- **YOUR INSTRUCTIONS**: State how many lines of the entries hold the string "chevron", and nothing more.

++++

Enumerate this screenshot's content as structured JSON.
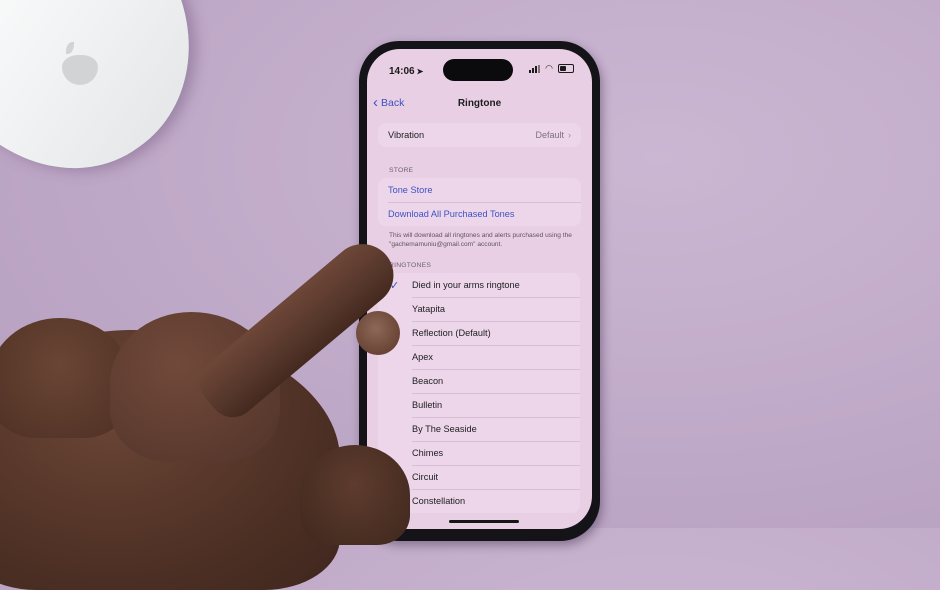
{
  "status_bar": {
    "time": "14:06",
    "location_icon": "location-arrow-icon",
    "signal_icon": "cellular-signal-icon",
    "wifi_icon": "wifi-icon",
    "battery_icon": "battery-icon"
  },
  "nav": {
    "back_label": "Back",
    "back_icon": "chevron-left-icon",
    "title": "Ringtone"
  },
  "vibration": {
    "label": "Vibration",
    "value": "Default",
    "chevron": "›"
  },
  "store": {
    "header": "STORE",
    "tone_store": "Tone Store",
    "download_all": "Download All Purchased Tones",
    "footer": "This will download all ringtones and alerts purchased using the \"gachemamuniu@gmail.com\" account."
  },
  "ringtones": {
    "header": "RINGTONES",
    "check_glyph": "✓",
    "items": [
      {
        "label": "Died in your arms ringtone",
        "selected": true
      },
      {
        "label": "Yatapita",
        "selected": false
      },
      {
        "label": "Reflection (Default)",
        "selected": false
      },
      {
        "label": "Apex",
        "selected": false
      },
      {
        "label": "Beacon",
        "selected": false
      },
      {
        "label": "Bulletin",
        "selected": false
      },
      {
        "label": "By The Seaside",
        "selected": false
      },
      {
        "label": "Chimes",
        "selected": false
      },
      {
        "label": "Circuit",
        "selected": false
      },
      {
        "label": "Constellation",
        "selected": false
      }
    ]
  },
  "colors": {
    "accent": "#3e52c5",
    "screen_bg": "#e9cfe3",
    "group_bg": "#edd6e9",
    "desk_bg": "#c3aecb"
  }
}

++++

- **EXERCISE OUTPUT**: 2